[Data entries for graphics]
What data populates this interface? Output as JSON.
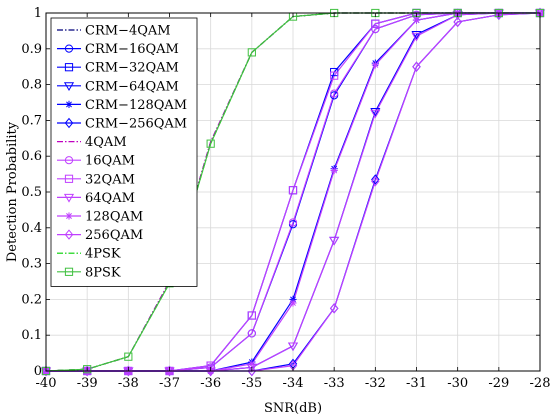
{
  "chart_data": {
    "type": "line",
    "xlabel": "SNR(dB)",
    "ylabel": "Detection Probability",
    "xlim": [
      -40,
      -28
    ],
    "ylim": [
      0,
      1
    ],
    "xticks": [
      -40,
      -39,
      -38,
      -37,
      -36,
      -35,
      -34,
      -33,
      -32,
      -31,
      -30,
      -29,
      -28
    ],
    "yticks": [
      0,
      0.1,
      0.2,
      0.3,
      0.4,
      0.5,
      0.6,
      0.7,
      0.8,
      0.9,
      1
    ],
    "ytick_labels": [
      "0",
      "0.1",
      "0.2",
      "0.3",
      "0.4",
      "0.5",
      "0.6",
      "0.7",
      "0.8",
      "0.9",
      "1"
    ],
    "grid": true,
    "legend_position": "top-left",
    "x": [
      -40,
      -39,
      -38,
      -37,
      -36,
      -35,
      -34,
      -33,
      -32,
      -31,
      -30,
      -29,
      -28
    ],
    "series": [
      {
        "name": "CRM−4QAM",
        "color": "#00007a",
        "dash": "dashdot",
        "marker": "none",
        "values": [
          0,
          0.005,
          0.04,
          0.25,
          0.64,
          0.89,
          0.99,
          1,
          1,
          1,
          1,
          1,
          1
        ]
      },
      {
        "name": "CRM−16QAM",
        "color": "#0000ff",
        "dash": "solid",
        "marker": "circle",
        "values": [
          0,
          0,
          0,
          0,
          0.01,
          0.105,
          0.41,
          0.77,
          0.955,
          0.995,
          1,
          1,
          1
        ]
      },
      {
        "name": "CRM−32QAM",
        "color": "#0000ff",
        "dash": "solid",
        "marker": "square",
        "values": [
          0,
          0,
          0,
          0,
          0.015,
          0.155,
          0.505,
          0.835,
          0.97,
          1,
          1,
          1,
          1
        ]
      },
      {
        "name": "CRM−64QAM",
        "color": "#0000ff",
        "dash": "solid",
        "marker": "triangle-down",
        "values": [
          0,
          0,
          0,
          0,
          0,
          0.01,
          0.07,
          0.365,
          0.725,
          0.94,
          0.995,
          1,
          1
        ]
      },
      {
        "name": "CRM−128QAM",
        "color": "#0000ff",
        "dash": "solid",
        "marker": "star",
        "values": [
          0,
          0,
          0,
          0,
          0,
          0.025,
          0.2,
          0.565,
          0.86,
          0.98,
          1,
          1,
          1
        ]
      },
      {
        "name": "CRM−256QAM",
        "color": "#0000ff",
        "dash": "solid",
        "marker": "diamond",
        "values": [
          0,
          0,
          0,
          0,
          0,
          0,
          0.02,
          0.175,
          0.535,
          0.85,
          0.975,
          0.995,
          1
        ]
      },
      {
        "name": "4QAM",
        "color": "#c000c0",
        "dash": "dashdot",
        "marker": "none",
        "values": [
          0,
          0.005,
          0.04,
          0.25,
          0.64,
          0.89,
          0.99,
          1,
          1,
          1,
          1,
          1,
          1
        ]
      },
      {
        "name": "16QAM",
        "color": "#c040ff",
        "dash": "solid",
        "marker": "circle",
        "values": [
          0,
          0,
          0,
          0,
          0.01,
          0.105,
          0.415,
          0.775,
          0.955,
          0.995,
          1,
          1,
          1
        ]
      },
      {
        "name": "32QAM",
        "color": "#c040ff",
        "dash": "solid",
        "marker": "square",
        "values": [
          0,
          0,
          0,
          0,
          0.015,
          0.155,
          0.505,
          0.825,
          0.97,
          1,
          1,
          1,
          1
        ]
      },
      {
        "name": "64QAM",
        "color": "#c040ff",
        "dash": "solid",
        "marker": "triangle-down",
        "values": [
          0,
          0,
          0,
          0,
          0,
          0.01,
          0.07,
          0.365,
          0.72,
          0.935,
          0.995,
          1,
          1
        ]
      },
      {
        "name": "128QAM",
        "color": "#c040ff",
        "dash": "solid",
        "marker": "star",
        "values": [
          0,
          0,
          0,
          0,
          0,
          0.02,
          0.19,
          0.56,
          0.855,
          0.98,
          1,
          1,
          1
        ]
      },
      {
        "name": "256QAM",
        "color": "#c040ff",
        "dash": "solid",
        "marker": "diamond",
        "values": [
          0,
          0,
          0,
          0,
          0,
          0,
          0.015,
          0.175,
          0.53,
          0.85,
          0.975,
          0.995,
          1
        ]
      },
      {
        "name": "4PSK",
        "color": "#00d000",
        "dash": "dashdot",
        "marker": "none",
        "values": [
          0,
          0.005,
          0.04,
          0.245,
          0.635,
          0.89,
          0.99,
          1,
          1,
          1,
          1,
          1,
          1
        ]
      },
      {
        "name": "8PSK",
        "color": "#40c040",
        "dash": "solid",
        "marker": "square",
        "values": [
          0,
          0.005,
          0.04,
          0.245,
          0.635,
          0.89,
          0.99,
          1,
          1,
          1,
          1,
          1,
          1
        ]
      }
    ]
  }
}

Exercise aim. Print each of the records above exactly as written, leaving no picture in the copy.

Solution to this exercise.
What data populates this interface? Output as JSON.
{
  "chart_data": {
    "type": "line",
    "xlabel": "SNR(dB)",
    "ylabel": "Detection Probability",
    "xlim": [
      -40,
      -28
    ],
    "ylim": [
      0,
      1
    ],
    "xticks": [
      -40,
      -39,
      -38,
      -37,
      -36,
      -35,
      -34,
      -33,
      -32,
      -31,
      -30,
      -29,
      -28
    ],
    "yticks": [
      0,
      0.1,
      0.2,
      0.3,
      0.4,
      0.5,
      0.6,
      0.7,
      0.8,
      0.9,
      1
    ],
    "ytick_labels": [
      "0",
      "0.1",
      "0.2",
      "0.3",
      "0.4",
      "0.5",
      "0.6",
      "0.7",
      "0.8",
      "0.9",
      "1"
    ],
    "grid": true,
    "legend_position": "top-left",
    "x": [
      -40,
      -39,
      -38,
      -37,
      -36,
      -35,
      -34,
      -33,
      -32,
      -31,
      -30,
      -29,
      -28
    ],
    "series": [
      {
        "name": "CRM−4QAM",
        "color": "#00007a",
        "dash": "dashdot",
        "marker": "none",
        "values": [
          0,
          0.005,
          0.04,
          0.25,
          0.64,
          0.89,
          0.99,
          1,
          1,
          1,
          1,
          1,
          1
        ]
      },
      {
        "name": "CRM−16QAM",
        "color": "#0000ff",
        "dash": "solid",
        "marker": "circle",
        "values": [
          0,
          0,
          0,
          0,
          0.01,
          0.105,
          0.41,
          0.77,
          0.955,
          0.995,
          1,
          1,
          1
        ]
      },
      {
        "name": "CRM−32QAM",
        "color": "#0000ff",
        "dash": "solid",
        "marker": "square",
        "values": [
          0,
          0,
          0,
          0,
          0.015,
          0.155,
          0.505,
          0.835,
          0.97,
          1,
          1,
          1,
          1
        ]
      },
      {
        "name": "CRM−64QAM",
        "color": "#0000ff",
        "dash": "solid",
        "marker": "triangle-down",
        "values": [
          0,
          0,
          0,
          0,
          0,
          0.01,
          0.07,
          0.365,
          0.725,
          0.94,
          0.995,
          1,
          1
        ]
      },
      {
        "name": "CRM−128QAM",
        "color": "#0000ff",
        "dash": "solid",
        "marker": "star",
        "values": [
          0,
          0,
          0,
          0,
          0,
          0.025,
          0.2,
          0.565,
          0.86,
          0.98,
          1,
          1,
          1
        ]
      },
      {
        "name": "CRM−256QAM",
        "color": "#0000ff",
        "dash": "solid",
        "marker": "diamond",
        "values": [
          0,
          0,
          0,
          0,
          0,
          0,
          0.02,
          0.175,
          0.535,
          0.85,
          0.975,
          0.995,
          1
        ]
      },
      {
        "name": "4QAM",
        "color": "#c000c0",
        "dash": "dashdot",
        "marker": "none",
        "values": [
          0,
          0.005,
          0.04,
          0.25,
          0.64,
          0.89,
          0.99,
          1,
          1,
          1,
          1,
          1,
          1
        ]
      },
      {
        "name": "16QAM",
        "color": "#c040ff",
        "dash": "solid",
        "marker": "circle",
        "values": [
          0,
          0,
          0,
          0,
          0.01,
          0.105,
          0.415,
          0.775,
          0.955,
          0.995,
          1,
          1,
          1
        ]
      },
      {
        "name": "32QAM",
        "color": "#c040ff",
        "dash": "solid",
        "marker": "square",
        "values": [
          0,
          0,
          0,
          0,
          0.015,
          0.155,
          0.505,
          0.825,
          0.97,
          1,
          1,
          1,
          1
        ]
      },
      {
        "name": "64QAM",
        "color": "#c040ff",
        "dash": "solid",
        "marker": "triangle-down",
        "values": [
          0,
          0,
          0,
          0,
          0,
          0.01,
          0.07,
          0.365,
          0.72,
          0.935,
          0.995,
          1,
          1
        ]
      },
      {
        "name": "128QAM",
        "color": "#c040ff",
        "dash": "solid",
        "marker": "star",
        "values": [
          0,
          0,
          0,
          0,
          0,
          0.02,
          0.19,
          0.56,
          0.855,
          0.98,
          1,
          1,
          1
        ]
      },
      {
        "name": "256QAM",
        "color": "#c040ff",
        "dash": "solid",
        "marker": "diamond",
        "values": [
          0,
          0,
          0,
          0,
          0,
          0,
          0.015,
          0.175,
          0.53,
          0.85,
          0.975,
          0.995,
          1
        ]
      },
      {
        "name": "4PSK",
        "color": "#00d000",
        "dash": "dashdot",
        "marker": "none",
        "values": [
          0,
          0.005,
          0.04,
          0.245,
          0.635,
          0.89,
          0.99,
          1,
          1,
          1,
          1,
          1,
          1
        ]
      },
      {
        "name": "8PSK",
        "color": "#40c040",
        "dash": "solid",
        "marker": "square",
        "values": [
          0,
          0.005,
          0.04,
          0.245,
          0.635,
          0.89,
          0.99,
          1,
          1,
          1,
          1,
          1,
          1
        ]
      }
    ]
  }
}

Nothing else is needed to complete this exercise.